» EXERCISE AIM
Your task is to filter the data below down to the lines holding "chứa".

— BEGIN MATERIAL FOR THIS TASK —

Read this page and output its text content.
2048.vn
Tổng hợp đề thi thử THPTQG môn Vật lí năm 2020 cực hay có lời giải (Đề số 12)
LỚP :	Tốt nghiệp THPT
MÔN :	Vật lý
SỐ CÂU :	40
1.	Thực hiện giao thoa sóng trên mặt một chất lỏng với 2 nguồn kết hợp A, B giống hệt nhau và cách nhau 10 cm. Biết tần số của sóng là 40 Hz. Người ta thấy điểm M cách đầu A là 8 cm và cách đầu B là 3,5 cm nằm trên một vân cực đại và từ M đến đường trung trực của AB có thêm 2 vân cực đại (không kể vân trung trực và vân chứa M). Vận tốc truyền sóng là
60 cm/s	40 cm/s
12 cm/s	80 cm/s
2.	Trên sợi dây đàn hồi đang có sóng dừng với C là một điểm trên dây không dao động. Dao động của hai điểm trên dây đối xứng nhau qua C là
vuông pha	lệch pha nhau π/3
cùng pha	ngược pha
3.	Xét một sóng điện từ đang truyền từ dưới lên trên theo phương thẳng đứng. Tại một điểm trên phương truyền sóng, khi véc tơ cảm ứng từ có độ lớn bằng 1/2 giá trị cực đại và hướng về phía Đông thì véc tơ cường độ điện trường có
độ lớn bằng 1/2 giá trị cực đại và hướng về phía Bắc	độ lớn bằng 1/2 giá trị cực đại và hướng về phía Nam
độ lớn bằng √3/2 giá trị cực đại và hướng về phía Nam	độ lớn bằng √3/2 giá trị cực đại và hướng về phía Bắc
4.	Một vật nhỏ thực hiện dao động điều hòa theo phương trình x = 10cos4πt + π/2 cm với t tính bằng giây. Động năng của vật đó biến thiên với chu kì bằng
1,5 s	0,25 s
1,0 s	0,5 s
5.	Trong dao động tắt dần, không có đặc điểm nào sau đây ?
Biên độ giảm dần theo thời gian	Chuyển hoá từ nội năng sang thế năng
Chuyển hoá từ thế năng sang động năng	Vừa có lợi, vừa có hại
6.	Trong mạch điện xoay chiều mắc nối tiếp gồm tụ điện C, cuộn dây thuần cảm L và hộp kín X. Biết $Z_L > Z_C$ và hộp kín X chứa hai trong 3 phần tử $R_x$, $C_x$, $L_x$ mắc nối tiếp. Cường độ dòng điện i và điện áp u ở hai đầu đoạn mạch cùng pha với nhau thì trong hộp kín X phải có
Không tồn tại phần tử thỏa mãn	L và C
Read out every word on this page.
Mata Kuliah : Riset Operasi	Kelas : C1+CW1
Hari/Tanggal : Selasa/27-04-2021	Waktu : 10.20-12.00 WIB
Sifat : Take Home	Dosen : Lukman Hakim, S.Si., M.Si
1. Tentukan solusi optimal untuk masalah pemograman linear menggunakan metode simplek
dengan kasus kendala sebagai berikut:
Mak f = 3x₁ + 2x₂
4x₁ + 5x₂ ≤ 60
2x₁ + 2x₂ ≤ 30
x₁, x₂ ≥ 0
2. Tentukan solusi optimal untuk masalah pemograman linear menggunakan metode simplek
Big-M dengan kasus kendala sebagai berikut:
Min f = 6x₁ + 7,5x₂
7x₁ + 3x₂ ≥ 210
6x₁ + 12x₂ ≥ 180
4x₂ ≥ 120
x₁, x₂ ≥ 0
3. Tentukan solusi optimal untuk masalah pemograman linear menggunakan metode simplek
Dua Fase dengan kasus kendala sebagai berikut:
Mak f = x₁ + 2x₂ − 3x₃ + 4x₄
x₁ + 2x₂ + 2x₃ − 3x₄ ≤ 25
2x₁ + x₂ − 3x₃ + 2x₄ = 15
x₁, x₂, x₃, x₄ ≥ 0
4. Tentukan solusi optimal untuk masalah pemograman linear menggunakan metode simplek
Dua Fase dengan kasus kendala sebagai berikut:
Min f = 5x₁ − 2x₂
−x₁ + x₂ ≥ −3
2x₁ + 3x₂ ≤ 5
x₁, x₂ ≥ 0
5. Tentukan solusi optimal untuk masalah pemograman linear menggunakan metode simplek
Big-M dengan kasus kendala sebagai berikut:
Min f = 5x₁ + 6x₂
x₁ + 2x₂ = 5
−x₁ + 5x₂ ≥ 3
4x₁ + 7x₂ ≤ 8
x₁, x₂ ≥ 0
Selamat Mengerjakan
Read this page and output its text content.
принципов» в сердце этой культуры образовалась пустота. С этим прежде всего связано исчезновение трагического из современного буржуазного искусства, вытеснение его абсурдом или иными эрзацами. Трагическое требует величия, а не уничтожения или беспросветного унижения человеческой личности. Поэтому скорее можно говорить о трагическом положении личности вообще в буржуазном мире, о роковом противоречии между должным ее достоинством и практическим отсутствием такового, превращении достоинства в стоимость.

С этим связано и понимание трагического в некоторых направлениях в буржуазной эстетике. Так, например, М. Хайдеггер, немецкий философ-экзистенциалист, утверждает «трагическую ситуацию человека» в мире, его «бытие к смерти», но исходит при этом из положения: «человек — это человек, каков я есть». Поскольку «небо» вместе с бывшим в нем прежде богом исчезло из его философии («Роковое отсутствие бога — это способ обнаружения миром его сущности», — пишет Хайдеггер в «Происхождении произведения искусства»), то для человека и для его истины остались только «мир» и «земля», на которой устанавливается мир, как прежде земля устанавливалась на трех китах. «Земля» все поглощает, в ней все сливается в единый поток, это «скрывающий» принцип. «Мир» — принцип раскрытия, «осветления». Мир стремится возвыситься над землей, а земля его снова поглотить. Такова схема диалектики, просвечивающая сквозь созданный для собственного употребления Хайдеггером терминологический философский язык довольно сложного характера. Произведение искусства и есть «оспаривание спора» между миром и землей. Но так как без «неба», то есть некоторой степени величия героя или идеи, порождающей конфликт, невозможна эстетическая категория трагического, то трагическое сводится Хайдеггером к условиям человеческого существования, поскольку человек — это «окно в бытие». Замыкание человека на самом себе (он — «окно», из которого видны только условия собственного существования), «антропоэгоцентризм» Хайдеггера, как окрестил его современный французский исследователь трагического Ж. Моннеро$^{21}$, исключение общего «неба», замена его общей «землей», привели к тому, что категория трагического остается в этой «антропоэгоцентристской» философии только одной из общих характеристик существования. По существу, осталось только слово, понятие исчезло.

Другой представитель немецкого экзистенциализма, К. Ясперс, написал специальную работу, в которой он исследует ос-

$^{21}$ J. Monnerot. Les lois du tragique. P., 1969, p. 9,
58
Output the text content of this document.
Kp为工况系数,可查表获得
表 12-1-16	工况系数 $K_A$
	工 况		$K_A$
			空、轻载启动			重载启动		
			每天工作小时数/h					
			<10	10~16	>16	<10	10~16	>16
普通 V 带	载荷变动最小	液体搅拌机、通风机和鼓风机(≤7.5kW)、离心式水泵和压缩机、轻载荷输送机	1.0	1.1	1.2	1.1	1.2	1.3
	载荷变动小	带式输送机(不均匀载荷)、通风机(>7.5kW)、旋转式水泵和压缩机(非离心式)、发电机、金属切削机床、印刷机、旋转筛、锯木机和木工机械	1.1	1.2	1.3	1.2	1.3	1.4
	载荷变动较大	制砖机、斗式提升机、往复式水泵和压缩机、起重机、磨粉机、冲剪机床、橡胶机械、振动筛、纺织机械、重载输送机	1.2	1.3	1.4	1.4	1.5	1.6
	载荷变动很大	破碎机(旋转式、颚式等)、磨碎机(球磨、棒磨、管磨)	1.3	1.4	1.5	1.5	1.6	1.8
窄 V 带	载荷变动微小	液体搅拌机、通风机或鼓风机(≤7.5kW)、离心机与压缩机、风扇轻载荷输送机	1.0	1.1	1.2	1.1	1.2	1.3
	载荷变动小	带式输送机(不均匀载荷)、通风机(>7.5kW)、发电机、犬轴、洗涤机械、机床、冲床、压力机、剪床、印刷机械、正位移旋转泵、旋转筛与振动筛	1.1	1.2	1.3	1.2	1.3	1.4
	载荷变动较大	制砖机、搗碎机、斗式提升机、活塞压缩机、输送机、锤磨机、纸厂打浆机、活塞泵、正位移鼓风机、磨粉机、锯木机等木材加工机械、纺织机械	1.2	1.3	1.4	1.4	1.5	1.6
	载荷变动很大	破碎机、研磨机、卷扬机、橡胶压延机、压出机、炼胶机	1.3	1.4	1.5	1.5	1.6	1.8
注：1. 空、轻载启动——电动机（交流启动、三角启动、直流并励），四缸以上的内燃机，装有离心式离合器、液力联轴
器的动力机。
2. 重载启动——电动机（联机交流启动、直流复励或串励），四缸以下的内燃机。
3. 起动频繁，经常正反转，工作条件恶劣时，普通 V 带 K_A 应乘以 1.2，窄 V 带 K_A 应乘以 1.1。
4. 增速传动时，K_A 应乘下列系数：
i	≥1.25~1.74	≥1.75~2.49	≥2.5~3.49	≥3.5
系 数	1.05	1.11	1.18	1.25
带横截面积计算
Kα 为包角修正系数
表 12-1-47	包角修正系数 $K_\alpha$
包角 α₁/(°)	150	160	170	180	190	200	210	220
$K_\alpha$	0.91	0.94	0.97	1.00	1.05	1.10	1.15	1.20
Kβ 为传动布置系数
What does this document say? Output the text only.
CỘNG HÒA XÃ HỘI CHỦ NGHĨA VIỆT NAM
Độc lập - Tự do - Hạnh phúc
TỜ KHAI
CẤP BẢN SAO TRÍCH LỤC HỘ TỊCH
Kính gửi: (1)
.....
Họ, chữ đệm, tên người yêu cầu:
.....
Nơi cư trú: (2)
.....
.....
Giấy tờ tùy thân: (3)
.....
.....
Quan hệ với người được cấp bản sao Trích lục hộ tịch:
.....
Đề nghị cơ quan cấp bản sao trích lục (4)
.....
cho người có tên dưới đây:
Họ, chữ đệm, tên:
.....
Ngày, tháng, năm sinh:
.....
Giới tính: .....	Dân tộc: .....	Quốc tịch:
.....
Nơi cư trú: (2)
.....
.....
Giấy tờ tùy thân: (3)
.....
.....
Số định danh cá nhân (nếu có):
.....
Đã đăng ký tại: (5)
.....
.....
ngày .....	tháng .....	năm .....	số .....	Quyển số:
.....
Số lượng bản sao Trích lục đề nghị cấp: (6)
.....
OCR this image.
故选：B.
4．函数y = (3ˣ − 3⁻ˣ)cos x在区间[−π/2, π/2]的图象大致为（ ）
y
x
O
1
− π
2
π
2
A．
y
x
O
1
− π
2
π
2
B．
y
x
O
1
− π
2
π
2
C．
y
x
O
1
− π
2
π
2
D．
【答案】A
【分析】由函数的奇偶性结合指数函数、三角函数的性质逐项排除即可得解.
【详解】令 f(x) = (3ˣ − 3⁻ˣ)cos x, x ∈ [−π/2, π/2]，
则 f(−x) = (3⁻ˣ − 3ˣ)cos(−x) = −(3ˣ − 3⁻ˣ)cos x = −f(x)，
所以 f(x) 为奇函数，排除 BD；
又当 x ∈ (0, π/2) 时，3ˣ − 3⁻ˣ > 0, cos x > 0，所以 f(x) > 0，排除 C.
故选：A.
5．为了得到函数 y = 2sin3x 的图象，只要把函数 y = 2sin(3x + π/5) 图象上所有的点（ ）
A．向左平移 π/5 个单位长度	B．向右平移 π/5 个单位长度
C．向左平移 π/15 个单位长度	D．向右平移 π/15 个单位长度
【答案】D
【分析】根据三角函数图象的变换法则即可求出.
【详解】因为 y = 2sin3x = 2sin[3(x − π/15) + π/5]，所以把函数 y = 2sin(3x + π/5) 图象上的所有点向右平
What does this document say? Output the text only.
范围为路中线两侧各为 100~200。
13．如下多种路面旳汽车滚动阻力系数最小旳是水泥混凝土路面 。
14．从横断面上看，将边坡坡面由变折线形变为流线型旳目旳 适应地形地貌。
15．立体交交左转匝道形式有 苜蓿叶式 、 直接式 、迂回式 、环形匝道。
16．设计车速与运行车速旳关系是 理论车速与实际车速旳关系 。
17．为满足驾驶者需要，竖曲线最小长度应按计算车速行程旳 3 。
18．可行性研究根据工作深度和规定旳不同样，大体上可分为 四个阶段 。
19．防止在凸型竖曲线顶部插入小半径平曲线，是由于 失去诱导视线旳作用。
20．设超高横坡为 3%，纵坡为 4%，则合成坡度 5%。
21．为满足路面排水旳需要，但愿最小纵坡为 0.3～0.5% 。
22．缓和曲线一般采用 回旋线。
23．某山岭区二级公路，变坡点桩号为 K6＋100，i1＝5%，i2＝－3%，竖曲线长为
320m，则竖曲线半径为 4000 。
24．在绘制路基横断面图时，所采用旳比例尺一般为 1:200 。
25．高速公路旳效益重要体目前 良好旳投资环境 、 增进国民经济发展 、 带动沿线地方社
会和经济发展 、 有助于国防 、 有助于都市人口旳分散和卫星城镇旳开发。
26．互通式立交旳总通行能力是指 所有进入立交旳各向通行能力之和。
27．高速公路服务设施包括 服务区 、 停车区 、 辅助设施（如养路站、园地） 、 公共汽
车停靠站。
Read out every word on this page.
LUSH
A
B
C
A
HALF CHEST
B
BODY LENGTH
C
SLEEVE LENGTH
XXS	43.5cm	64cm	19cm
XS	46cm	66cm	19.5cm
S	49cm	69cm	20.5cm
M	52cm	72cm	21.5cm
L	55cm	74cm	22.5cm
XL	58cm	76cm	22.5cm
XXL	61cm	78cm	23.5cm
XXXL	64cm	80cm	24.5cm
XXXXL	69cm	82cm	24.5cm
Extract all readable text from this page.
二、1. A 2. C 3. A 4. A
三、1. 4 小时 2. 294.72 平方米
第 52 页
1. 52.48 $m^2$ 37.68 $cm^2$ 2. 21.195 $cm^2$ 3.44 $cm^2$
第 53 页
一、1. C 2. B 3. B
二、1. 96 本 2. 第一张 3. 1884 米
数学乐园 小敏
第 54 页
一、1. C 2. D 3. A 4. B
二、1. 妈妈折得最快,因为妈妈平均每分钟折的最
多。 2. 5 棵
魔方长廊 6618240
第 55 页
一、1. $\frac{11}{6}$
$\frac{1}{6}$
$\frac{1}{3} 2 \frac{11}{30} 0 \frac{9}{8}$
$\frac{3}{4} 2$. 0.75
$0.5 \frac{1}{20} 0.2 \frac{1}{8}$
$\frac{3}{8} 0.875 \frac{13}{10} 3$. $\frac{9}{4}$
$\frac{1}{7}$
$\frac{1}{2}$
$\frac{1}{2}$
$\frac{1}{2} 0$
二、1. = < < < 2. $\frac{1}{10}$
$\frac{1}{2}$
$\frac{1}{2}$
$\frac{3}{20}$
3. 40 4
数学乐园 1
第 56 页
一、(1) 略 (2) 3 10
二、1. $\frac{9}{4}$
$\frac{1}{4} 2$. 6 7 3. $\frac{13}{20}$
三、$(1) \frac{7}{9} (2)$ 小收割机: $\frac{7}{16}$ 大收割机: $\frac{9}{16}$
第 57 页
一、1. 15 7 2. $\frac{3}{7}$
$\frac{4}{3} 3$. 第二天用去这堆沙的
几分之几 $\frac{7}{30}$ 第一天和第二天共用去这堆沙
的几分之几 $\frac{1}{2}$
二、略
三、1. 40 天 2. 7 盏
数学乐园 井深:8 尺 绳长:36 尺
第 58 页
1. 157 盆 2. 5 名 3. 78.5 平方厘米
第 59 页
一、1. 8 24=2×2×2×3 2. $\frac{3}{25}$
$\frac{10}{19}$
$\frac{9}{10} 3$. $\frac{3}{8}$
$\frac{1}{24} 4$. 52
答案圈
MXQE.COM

— END MATERIAL FOR THIS TASK —

» SOLUTION FOR THIS EXERCISE
1.	Thực hiện giao thoa sóng trên mặt một chất lỏng với 2 nguồn kết hợp A, B giống hệt nhau và cách nhau 10 cm. Biết tần số của sóng là 40 Hz. Người ta thấy điểm M cách đầu A là 8 cm và cách đầu B là 3,5 cm nằm trên một vân cực đại và từ M đến đường trung trực của AB có thêm 2 vân cực đại (không kể vân trung trực và vân chứa M). Vận tốc truyền sóng là
6.	Trong mạch điện xoay chiều mắc nối tiếp gồm tụ điện C, cuộn dây thuần cảm L và hộp kín X. Biết $Z_L > Z_C$ và hộp kín X chứa hai trong 3 phần tử $R_x$, $C_x$, $L_x$ mắc nối tiếp. Cường độ dòng điện i và điện áp u ở hai đầu đoạn mạch cùng pha với nhau thì trong hộp kín X phải có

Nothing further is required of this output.